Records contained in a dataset

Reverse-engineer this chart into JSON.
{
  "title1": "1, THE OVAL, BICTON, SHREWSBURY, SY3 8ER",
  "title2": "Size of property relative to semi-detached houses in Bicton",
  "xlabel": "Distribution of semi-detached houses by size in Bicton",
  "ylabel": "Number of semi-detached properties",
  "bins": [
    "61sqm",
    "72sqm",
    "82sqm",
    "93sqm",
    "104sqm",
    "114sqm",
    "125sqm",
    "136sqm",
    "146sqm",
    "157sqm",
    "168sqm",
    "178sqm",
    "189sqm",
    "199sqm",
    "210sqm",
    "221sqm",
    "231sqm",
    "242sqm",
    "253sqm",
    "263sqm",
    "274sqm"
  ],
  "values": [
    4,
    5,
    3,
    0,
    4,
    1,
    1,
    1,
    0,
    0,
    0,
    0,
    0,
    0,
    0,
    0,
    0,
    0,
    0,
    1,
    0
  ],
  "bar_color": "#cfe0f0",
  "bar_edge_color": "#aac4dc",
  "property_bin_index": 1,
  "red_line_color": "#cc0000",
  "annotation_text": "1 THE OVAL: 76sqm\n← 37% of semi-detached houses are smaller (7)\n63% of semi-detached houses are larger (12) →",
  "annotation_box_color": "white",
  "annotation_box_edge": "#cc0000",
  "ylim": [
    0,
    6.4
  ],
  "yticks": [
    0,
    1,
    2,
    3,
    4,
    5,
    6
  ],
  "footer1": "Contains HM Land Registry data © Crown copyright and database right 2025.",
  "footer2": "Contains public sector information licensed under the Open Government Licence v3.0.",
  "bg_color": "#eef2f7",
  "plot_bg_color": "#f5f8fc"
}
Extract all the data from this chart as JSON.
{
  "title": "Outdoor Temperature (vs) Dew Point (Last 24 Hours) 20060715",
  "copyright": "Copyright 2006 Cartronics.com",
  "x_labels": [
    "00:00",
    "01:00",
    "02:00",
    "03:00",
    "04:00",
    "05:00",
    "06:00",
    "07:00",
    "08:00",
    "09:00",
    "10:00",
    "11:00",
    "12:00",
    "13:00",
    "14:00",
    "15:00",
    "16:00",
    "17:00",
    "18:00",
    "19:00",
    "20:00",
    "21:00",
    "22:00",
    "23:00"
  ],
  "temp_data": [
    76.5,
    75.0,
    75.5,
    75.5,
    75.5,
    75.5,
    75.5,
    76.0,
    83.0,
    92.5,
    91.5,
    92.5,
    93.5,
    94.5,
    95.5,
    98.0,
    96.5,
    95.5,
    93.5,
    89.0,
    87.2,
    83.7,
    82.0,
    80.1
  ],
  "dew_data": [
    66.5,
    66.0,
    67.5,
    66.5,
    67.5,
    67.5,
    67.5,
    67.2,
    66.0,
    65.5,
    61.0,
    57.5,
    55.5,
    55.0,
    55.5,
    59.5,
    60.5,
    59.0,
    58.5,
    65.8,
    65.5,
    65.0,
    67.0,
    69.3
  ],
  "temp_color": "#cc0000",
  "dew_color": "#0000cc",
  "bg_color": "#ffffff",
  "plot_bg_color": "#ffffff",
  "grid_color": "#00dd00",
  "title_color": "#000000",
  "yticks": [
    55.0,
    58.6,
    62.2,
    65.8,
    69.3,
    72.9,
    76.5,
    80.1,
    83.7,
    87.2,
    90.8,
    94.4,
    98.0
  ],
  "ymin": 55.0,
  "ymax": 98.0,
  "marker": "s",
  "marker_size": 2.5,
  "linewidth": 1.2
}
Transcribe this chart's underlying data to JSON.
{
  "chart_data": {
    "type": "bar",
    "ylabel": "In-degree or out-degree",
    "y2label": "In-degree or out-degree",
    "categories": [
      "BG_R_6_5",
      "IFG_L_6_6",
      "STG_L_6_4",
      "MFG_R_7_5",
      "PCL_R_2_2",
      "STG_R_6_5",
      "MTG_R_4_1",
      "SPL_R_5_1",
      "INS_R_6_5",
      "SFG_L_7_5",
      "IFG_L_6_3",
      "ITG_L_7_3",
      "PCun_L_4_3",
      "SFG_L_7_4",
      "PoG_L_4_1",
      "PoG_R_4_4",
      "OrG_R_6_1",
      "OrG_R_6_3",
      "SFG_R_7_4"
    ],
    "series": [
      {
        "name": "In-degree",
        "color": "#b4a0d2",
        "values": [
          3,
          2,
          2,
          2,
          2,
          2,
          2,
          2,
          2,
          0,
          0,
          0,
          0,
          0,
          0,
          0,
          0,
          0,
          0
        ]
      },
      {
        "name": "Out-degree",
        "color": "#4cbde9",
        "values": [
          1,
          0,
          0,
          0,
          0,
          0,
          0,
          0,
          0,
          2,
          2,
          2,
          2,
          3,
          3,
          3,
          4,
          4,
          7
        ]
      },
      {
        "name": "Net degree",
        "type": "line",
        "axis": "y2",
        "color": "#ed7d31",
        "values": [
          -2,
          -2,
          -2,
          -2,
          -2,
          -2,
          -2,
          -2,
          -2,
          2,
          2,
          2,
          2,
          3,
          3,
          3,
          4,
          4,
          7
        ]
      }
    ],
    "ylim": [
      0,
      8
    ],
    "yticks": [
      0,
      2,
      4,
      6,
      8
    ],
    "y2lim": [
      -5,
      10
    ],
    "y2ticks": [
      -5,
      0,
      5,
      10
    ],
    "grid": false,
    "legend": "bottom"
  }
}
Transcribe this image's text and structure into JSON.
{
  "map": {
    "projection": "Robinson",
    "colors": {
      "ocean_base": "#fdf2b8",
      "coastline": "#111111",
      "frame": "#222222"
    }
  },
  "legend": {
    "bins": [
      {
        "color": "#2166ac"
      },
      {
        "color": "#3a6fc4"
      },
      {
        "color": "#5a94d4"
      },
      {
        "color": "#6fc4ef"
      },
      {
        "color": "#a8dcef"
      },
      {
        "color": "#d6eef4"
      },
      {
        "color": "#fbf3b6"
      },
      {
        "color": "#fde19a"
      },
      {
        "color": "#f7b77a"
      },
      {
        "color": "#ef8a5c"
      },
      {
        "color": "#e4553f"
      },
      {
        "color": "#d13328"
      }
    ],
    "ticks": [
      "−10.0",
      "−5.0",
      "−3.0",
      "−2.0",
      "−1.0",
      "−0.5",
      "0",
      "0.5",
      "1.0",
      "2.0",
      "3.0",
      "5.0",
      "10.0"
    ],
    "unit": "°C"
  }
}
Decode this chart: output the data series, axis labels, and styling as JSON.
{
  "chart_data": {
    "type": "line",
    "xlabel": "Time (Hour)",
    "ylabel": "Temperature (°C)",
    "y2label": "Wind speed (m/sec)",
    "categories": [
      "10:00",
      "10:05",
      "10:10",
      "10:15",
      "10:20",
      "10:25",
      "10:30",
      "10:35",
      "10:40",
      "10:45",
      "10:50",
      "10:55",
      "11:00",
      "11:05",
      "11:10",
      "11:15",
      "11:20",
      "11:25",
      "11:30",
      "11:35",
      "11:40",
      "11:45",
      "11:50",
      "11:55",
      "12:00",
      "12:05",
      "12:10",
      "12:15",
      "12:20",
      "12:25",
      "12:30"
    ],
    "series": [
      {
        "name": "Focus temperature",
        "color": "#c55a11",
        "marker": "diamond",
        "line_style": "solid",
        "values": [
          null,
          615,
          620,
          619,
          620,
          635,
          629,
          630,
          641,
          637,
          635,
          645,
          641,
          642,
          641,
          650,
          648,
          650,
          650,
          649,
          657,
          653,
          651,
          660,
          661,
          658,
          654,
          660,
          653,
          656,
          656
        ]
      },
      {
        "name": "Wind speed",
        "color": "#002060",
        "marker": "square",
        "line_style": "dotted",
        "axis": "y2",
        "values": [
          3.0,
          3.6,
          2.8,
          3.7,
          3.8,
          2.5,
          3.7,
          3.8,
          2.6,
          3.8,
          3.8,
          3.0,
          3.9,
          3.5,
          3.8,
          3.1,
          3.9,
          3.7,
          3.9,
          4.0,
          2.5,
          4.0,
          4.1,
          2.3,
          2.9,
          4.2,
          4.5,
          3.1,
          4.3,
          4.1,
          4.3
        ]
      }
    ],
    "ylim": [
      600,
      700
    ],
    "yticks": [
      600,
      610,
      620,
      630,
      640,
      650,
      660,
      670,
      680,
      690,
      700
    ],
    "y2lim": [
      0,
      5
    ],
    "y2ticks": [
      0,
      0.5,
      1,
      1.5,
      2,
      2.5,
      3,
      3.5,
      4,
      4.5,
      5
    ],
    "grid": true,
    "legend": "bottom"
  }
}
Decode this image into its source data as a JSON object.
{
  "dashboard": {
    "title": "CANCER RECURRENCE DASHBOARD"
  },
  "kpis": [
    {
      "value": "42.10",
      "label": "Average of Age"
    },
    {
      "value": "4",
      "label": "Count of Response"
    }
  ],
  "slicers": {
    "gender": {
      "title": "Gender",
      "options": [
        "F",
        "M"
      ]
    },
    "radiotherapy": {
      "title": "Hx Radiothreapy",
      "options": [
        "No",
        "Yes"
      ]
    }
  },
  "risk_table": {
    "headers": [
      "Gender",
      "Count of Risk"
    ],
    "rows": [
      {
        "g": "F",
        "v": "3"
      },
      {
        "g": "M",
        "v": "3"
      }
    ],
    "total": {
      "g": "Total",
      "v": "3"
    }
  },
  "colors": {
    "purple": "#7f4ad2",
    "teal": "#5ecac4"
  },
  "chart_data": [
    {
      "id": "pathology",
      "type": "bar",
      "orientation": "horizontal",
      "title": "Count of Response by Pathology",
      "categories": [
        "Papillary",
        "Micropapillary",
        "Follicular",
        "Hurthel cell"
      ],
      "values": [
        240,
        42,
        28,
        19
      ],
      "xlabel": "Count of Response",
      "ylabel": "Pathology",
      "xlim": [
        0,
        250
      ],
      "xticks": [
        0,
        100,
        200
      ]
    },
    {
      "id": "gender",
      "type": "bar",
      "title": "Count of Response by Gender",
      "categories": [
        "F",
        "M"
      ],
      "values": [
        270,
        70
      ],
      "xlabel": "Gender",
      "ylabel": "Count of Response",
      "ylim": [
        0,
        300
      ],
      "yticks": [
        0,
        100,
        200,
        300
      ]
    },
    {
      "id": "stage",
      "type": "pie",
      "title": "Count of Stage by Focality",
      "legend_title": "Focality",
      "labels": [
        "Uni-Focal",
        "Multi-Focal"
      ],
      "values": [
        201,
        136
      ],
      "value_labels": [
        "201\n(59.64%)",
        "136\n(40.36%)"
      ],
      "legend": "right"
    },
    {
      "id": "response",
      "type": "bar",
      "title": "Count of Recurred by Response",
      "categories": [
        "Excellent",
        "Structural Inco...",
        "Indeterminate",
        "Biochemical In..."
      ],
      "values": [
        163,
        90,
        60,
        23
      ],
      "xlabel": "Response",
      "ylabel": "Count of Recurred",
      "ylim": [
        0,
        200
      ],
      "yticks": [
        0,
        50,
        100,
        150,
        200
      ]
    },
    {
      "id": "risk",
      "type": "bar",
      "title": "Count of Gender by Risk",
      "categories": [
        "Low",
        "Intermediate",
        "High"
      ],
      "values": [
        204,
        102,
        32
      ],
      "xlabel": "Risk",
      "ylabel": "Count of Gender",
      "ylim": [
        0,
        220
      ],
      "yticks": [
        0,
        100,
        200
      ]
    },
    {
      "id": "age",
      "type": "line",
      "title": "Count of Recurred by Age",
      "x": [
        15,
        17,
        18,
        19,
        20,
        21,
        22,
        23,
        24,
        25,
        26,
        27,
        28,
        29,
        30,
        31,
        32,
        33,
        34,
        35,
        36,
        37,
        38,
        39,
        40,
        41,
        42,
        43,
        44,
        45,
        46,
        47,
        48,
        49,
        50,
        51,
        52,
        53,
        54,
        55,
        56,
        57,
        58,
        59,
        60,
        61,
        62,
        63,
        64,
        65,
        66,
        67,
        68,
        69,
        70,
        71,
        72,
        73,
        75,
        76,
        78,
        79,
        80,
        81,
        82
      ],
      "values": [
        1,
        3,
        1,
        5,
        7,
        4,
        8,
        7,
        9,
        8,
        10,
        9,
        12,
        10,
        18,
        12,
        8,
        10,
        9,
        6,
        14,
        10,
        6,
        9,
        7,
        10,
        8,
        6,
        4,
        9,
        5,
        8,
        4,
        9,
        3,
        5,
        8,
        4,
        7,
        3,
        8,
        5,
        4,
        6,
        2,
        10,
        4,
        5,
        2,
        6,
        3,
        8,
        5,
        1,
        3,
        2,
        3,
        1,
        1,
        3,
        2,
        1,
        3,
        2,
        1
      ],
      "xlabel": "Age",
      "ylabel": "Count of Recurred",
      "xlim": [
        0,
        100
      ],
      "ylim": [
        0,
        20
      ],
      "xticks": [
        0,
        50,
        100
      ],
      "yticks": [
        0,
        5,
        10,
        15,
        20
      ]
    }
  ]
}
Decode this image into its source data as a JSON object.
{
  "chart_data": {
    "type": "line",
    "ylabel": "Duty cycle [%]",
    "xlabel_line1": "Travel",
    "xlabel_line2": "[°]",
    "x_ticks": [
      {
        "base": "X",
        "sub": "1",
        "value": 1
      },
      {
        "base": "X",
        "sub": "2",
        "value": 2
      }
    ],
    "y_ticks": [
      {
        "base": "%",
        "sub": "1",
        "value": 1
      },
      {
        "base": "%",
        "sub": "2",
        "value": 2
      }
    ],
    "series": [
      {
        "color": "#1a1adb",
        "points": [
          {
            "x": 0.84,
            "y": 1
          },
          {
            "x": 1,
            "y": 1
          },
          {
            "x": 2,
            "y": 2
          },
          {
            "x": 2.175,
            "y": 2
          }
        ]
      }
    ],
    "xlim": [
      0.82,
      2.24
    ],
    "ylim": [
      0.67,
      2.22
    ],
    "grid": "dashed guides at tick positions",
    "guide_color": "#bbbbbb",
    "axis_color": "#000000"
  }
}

= Work to complete =
Only lines with the word "degree" should be collected from the material.

= Solution below =
    "ylabel": "In-degree or out-degree",
    "y2label": "In-degree or out-degree",
        "name": "In-degree",
        "name": "Out-degree",
        "name": "Net degree",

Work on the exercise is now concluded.